## WRITTEN TASKS
1. Reproduce the stretch of the Rio Grande drought article from "Their button-up shirts" through "a nearby restaurant.", swapping "asphalt" for "gravel".
2. Carry on the Rio Grande drought article, picking up after its final sentence.

## DOCUMENT EXCERPT
____
Dependence turns to desperation for farmers, cities as climate change chokes Rio Grande


ALBUQUERQUE — On a sweltering September afternoon, farmers gathered outside their irrigation district office. Baseball caps and cowboy hats shielded them from the relentless New Mexico sun. 

Their button-up shirts tucked into blue jeans, and work boots heavy on the asphalt, the men talked about their withering crops and wished for rain. The smell of roasting green chile wafted from a nearby restaurant. 

Then came the inevitable news. There was not enough water to go around, and irrigation season would end a month early.

Water decisions are a familiar struggle on the Rio Grande in New Mexico. Every drop is precious in the dry state. Thousands of farmers and dozens of cities and towns in New Mexico rely on the Rio Grande river for irrigation and municipal drinking water supplies.

Mike Silva, center, joined a group of central New Mexico farmers at the irrigation district office in Albuquerque on September 14 to protest a shorter irrigation season. (Photo by Roberto E. Rosales / Albuquerque Journal)

Horacio Romero and other farmers shook their heads at the announcement.

“We know the water’s tight, and they’ve done what they can,” Romero said. “But water is life. If you cut the season 30 days, 60 days shorter, it’s going to have a negative effect statewide, not just in the valley here.”

Romero and his family have grown alfalfa and sudan grass in central New Mexico for generations. Farmers like him are part of a multi-billion-dollar agriculture industry, whose fortunes are intimately tied to the Rio Grande river.

This year has pushed the river to its breaking point as New Mexico and the Southwest saw scorching temperatures. The monsoon season, which in good years soaks the region in the late summer months, was a bust this year. 

The dried up riverbed of the Rio Grande in San Antonio, New Mexico, on June 25, 2020. (Photo by Jim Thompson/Albuquerque Journal)

Large stretches of the Rio Grande went dry as early as June. New Mexicans often argue over how best to manage the limited water supply amid increasing demand, but many farmers and water managers say it’s the worst water year in 50 years.
____
## SUPPLIED INFORMATION
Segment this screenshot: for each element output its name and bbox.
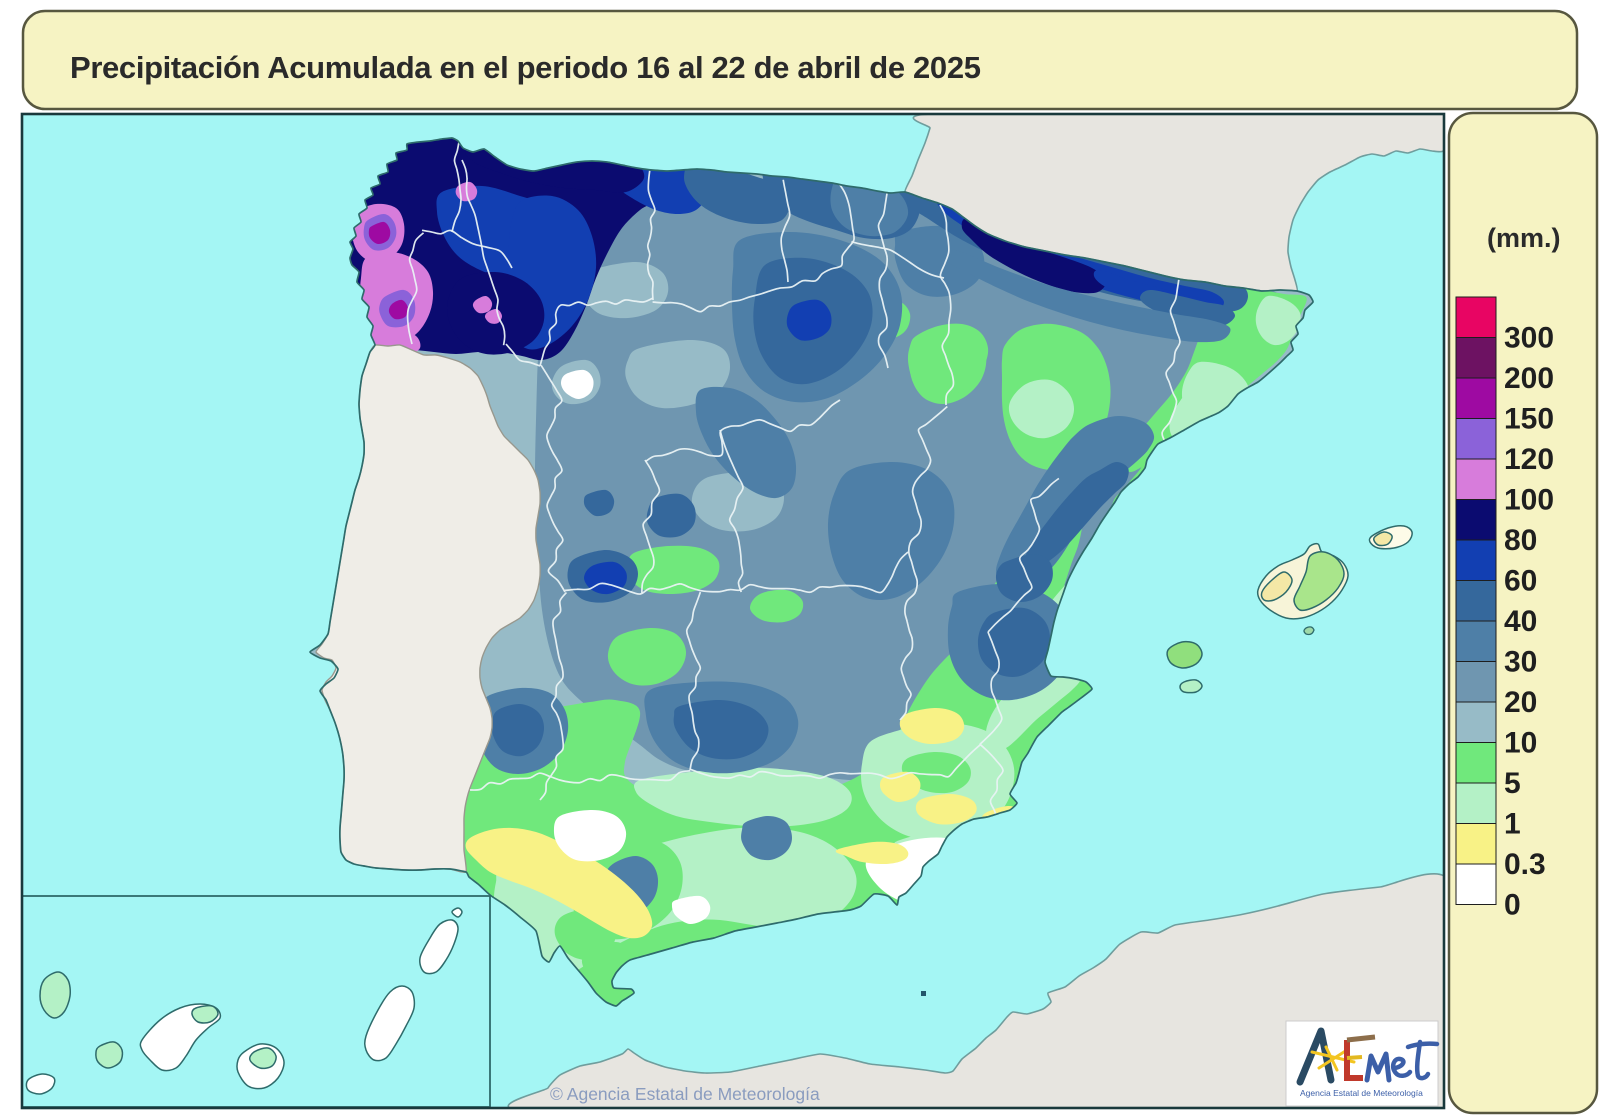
svg-text:80: 80: [1504, 524, 1537, 557]
svg-text:150: 150: [1504, 403, 1554, 436]
svg-text:© Agencia Estatal de Meteorolo: © Agencia Estatal de Meteorología: [550, 1084, 820, 1104]
svg-text:300: 300: [1504, 322, 1554, 355]
svg-text:120: 120: [1504, 443, 1554, 476]
svg-text:0.3: 0.3: [1504, 848, 1546, 881]
svg-text:100: 100: [1504, 484, 1554, 517]
svg-text:20: 20: [1504, 686, 1537, 719]
svg-text:0: 0: [1504, 889, 1521, 922]
svg-text:10: 10: [1504, 727, 1537, 760]
svg-text:(mm.): (mm.): [1487, 223, 1561, 253]
svg-text:60: 60: [1504, 565, 1537, 598]
svg-text:40: 40: [1504, 605, 1537, 638]
svg-text:5: 5: [1504, 767, 1521, 800]
svg-text:200: 200: [1504, 362, 1554, 395]
svg-text:Agencia Estatal de Meteorologí: Agencia Estatal de Meteorología: [1300, 1088, 1423, 1098]
svg-text:1: 1: [1504, 808, 1521, 841]
svg-text:30: 30: [1504, 646, 1537, 679]
svg-text:Precipitación Acumulada en el: Precipitación Acumulada en el periodo 16…: [70, 50, 981, 85]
____
## WRITTEN ANSWERS
1.
Their button-up shirts tucked into blue jeans, and work boots heavy on the gravel, the men talked about their withering crops and wished for rain. The smell of roasting green chile wafted from a nearby restaurant.

2.
The word ‘drought’ is thrown around often. But the term can hardly do justice to what’s happening on the ground — record-breaking heat, dead grass and dusty fields, barely running rivers and streams, wildfires and smoky skies. 

 The same accusations are repeated at public meetings: farmers take too much water, cities should cut back, oil and gas operations are straining the fragile water supply. 

Irrigated agriculture accounts for about 76% of the state’s water use, per the most recent state data, while public water supply takes up about 9% of water use in New Mexico. Industry and commercial uses rack up about 5% of the state’s water withdrawals. 

Without a project that diverts Colorado River Basin water to the Rio Grande, most of the river would have been reduced to a trickle in early June. 

By July,  federal and local officials who operate reservoirs, oversee irrigation and maintain river flows knew the Rio Grande was going to run out of water, and were left puzzling over how to keep the valley alive.  

Desperate for relief, New Mexico asked Texas and Colorado for permission to use water stored under a decades-old Rio Grande river water sharing agreement. The last time the state received permission to use this water was in the 1950s. 

Texas and Colorado said yes to the release, a surprising — and sobering — move among states that have fought over water for decades. 

Allowing New Mexico to use the water now instead of delivering it to Texas in the fall means less water for downstream users next season.  

The water helped prevent the Rio Grande from drying in Albuquerque, at least for now, said Page Pegram, the Rio Grande Basin Manager for the New Mexico Interstate Stream Commission.



“I think Texas wanted to help out with the situation in New Mexico and they weren’t willing to be vindictive toward the farmers in the middle Rio Grande to benefit farmers in the lower Rio Grande,” Pegram said. “But this is definitely a short-term fix. Long term, we have to come up with some better solutions for how to share the water in the middle Rio Grande overall.”

The 12 billion gallons of water didn’t flood the banks of the Rio Grande. The water was routed through irrigation ditches to target river stretches that needed it most for farmers and fish. 

Now that water is gone. New Mexico is left to chip away at a massive water debt to Texas, – more than 32 billion gallons, according to the Office of the State Engineer.

Climate change means New Mexico could see more frequent and more intense droughts like this year, said David Gutzler, a climate scientist and professor at the University of New Mexico

Rising temperatures and declining snowpack levels across the West make for increasingly unpredictable and unreliable water each year in the Rio Grande river.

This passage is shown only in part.